• _GIVEN INFORMATION_

..........

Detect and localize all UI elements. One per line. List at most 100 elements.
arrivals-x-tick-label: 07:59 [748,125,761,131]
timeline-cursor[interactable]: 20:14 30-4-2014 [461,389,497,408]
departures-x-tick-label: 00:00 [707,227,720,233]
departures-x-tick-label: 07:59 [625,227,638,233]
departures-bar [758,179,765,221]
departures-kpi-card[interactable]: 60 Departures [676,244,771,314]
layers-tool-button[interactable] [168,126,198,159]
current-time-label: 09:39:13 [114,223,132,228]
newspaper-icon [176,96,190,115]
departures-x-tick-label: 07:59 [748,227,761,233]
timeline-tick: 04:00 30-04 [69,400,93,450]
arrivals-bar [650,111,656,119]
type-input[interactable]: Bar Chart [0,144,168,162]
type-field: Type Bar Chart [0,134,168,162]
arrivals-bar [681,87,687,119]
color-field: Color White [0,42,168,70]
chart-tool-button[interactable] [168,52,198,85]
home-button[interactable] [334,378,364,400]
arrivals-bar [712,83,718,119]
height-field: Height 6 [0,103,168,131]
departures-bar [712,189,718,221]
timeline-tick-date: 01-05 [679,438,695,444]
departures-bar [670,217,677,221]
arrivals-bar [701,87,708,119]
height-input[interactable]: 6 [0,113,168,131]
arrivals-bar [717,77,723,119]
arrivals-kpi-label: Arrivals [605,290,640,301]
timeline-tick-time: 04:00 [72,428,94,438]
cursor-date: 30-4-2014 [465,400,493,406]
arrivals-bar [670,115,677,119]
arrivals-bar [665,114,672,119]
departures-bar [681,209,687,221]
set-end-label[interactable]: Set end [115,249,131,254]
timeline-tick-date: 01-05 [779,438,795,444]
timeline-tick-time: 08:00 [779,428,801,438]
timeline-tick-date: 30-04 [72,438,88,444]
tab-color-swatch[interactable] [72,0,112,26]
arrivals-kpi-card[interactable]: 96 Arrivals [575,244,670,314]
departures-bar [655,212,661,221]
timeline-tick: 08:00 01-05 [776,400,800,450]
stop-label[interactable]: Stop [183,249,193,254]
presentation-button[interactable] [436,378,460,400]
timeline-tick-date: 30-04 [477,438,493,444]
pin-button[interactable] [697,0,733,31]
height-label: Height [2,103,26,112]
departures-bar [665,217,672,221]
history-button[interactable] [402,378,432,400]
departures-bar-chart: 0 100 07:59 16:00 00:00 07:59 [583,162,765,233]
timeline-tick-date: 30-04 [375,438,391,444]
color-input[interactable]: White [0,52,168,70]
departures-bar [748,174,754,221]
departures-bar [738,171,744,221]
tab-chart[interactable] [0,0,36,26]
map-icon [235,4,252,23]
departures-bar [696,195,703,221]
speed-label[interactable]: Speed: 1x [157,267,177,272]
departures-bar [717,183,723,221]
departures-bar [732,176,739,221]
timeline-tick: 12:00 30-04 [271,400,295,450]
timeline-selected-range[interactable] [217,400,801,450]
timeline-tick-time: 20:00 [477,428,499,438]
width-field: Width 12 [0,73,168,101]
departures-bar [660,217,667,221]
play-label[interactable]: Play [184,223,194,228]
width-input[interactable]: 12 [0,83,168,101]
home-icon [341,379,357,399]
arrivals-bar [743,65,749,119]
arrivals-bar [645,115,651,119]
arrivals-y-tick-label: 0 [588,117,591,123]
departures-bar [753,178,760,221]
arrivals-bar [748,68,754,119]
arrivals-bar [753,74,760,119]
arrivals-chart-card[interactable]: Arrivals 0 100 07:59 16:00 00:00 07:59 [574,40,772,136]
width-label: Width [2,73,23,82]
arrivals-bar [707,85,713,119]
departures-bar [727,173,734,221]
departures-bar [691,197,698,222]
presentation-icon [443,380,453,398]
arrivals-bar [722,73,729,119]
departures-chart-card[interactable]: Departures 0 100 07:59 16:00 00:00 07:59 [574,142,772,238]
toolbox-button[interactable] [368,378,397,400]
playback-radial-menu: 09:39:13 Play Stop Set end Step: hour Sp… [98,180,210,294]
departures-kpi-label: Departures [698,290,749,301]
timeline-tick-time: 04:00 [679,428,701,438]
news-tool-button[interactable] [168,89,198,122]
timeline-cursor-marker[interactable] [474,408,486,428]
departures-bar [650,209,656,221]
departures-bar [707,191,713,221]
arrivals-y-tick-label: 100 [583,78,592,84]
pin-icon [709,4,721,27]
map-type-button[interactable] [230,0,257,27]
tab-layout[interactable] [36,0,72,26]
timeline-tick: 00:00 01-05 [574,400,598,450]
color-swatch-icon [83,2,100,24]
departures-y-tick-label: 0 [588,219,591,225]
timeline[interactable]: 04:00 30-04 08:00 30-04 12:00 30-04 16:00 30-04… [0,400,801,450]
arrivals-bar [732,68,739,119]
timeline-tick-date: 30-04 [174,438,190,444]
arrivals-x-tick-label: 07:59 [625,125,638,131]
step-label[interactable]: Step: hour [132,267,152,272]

..........

• _SHORT TASK_
Please reproduce all of the entries above line for line, with no changes.

• _RESULT FOR THIS TASK_
Detect and localize all UI elements. One per line. List at most 100 elements.
arrivals-x-tick-label: 07:59 [748,125,761,131]
timeline-cursor[interactable]: 20:14 30-4-2014 [461,389,497,408]
departures-x-tick-label: 00:00 [707,227,720,233]
departures-x-tick-label: 07:59 [625,227,638,233]
departures-bar [758,179,765,221]
departures-kpi-card[interactable]: 60 Departures [676,244,771,314]
layers-tool-button[interactable] [168,126,198,159]
current-time-label: 09:39:13 [114,223,132,228]
newspaper-icon [176,96,190,115]
departures-x-tick-label: 07:59 [748,227,761,233]
timeline-tick: 04:00 30-04 [69,400,93,450]
arrivals-bar [650,111,656,119]
type-input[interactable]: Bar Chart [0,144,168,162]
type-field: Type Bar Chart [0,134,168,162]
arrivals-bar [681,87,687,119]
color-field: Color White [0,42,168,70]
chart-tool-button[interactable] [168,52,198,85]
home-button[interactable] [334,378,364,400]
arrivals-bar [712,83,718,119]
height-field: Height 6 [0,103,168,131]
departures-bar [712,189,718,221]
timeline-tick-date: 01-05 [679,438,695,444]
departures-bar [670,217,677,221]
arrivals-bar [701,87,708,119]
height-input[interactable]: 6 [0,113,168,131]
arrivals-bar [717,77,723,119]
arrivals-kpi-label: Arrivals [605,290,640,301]
timeline-tick-time: 04:00 [72,428,94,438]
cursor-date: 30-4-2014 [465,400,493,406]
arrivals-bar [670,115,677,119]
arrivals-bar [665,114,672,119]
departures-bar [681,209,687,221]
set-end-label[interactable]: Set end [115,249,131,254]
timeline-tick-date: 01-05 [779,438,795,444]
timeline-tick-time: 08:00 [779,428,801,438]
timeline-tick-date: 30-04 [72,438,88,444]
tab-color-swatch[interactable] [72,0,112,26]
arrivals-kpi-card[interactable]: 96 Arrivals [575,244,670,314]
departures-bar [655,212,661,221]
timeline-tick: 08:00 01-05 [776,400,800,450]
stop-label[interactable]: Stop [183,249,193,254]
presentation-button[interactable] [436,378,460,400]
timeline-tick-date: 30-04 [477,438,493,444]
pin-button[interactable] [697,0,733,31]
height-label: Height [2,103,26,112]
departures-bar [665,217,672,221]
history-button[interactable] [402,378,432,400]
departures-bar-chart: 0 100 07:59 16:00 00:00 07:59 [583,162,765,233]
timeline-tick-date: 30-04 [375,438,391,444]
color-input[interactable]: White [0,52,168,70]
departures-bar [748,174,754,221]
departures-bar [738,171,744,221]
tab-chart[interactable] [0,0,36,26]
map-icon [235,4,252,23]
departures-bar [696,195,703,221]
speed-label[interactable]: Speed: 1x [157,267,177,272]
departures-bar [717,183,723,221]
departures-bar [732,176,739,221]
timeline-tick: 12:00 30-04 [271,400,295,450]
timeline-selected-range[interactable] [217,400,801,450]
timeline-tick-time: 20:00 [477,428,499,438]
width-field: Width 12 [0,73,168,101]
departures-bar [660,217,667,221]
play-label[interactable]: Play [184,223,194,228]
width-input[interactable]: 12 [0,83,168,101]
home-icon [341,379,357,399]
arrivals-bar [743,65,749,119]
arrivals-bar [645,115,651,119]
arrivals-y-tick-label: 0 [588,117,591,123]
departures-bar [753,178,760,221]
arrivals-bar [748,68,754,119]
arrivals-bar [753,74,760,119]
arrivals-chart-card[interactable]: Arrivals 0 100 07:59 16:00 00:00 07:59 [574,40,772,136]
width-label: Width [2,73,23,82]
arrivals-bar [707,85,713,119]
departures-bar [727,173,734,221]
departures-bar [691,197,698,222]
presentation-icon [443,380,453,398]
arrivals-bar [722,73,729,119]
departures-chart-card[interactable]: Departures 0 100 07:59 16:00 00:00 07:59 [574,142,772,238]
toolbox-button[interactable] [368,378,397,400]
playback-radial-menu: 09:39:13 Play Stop Set end Step: hour Sp… [98,180,210,294]
departures-kpi-label: Departures [698,290,749,301]
timeline-tick-time: 04:00 [679,428,701,438]
news-tool-button[interactable] [168,89,198,122]
timeline-cursor-marker[interactable] [474,408,486,428]
departures-bar [650,209,656,221]
departures-bar [707,191,713,221]
arrivals-y-tick-label: 100 [583,78,592,84]
pin-icon [709,4,721,27]
map-type-button[interactable] [230,0,257,27]
tab-layout[interactable] [36,0,72,26]
timeline-tick: 00:00 01-05 [574,400,598,450]
color-swatch-icon [83,2,100,24]
departures-y-tick-label: 0 [588,219,591,225]
timeline[interactable]: 04:00 30-04 08:00 30-04 12:00 30-04 16:00 30-04… [0,400,801,450]
arrivals-bar [732,68,739,119]
timeline-tick-date: 30-04 [174,438,190,444]
arrivals-x-tick-label: 07:59 [625,125,638,131]
step-label[interactable]: Step: hour [132,267,152,272]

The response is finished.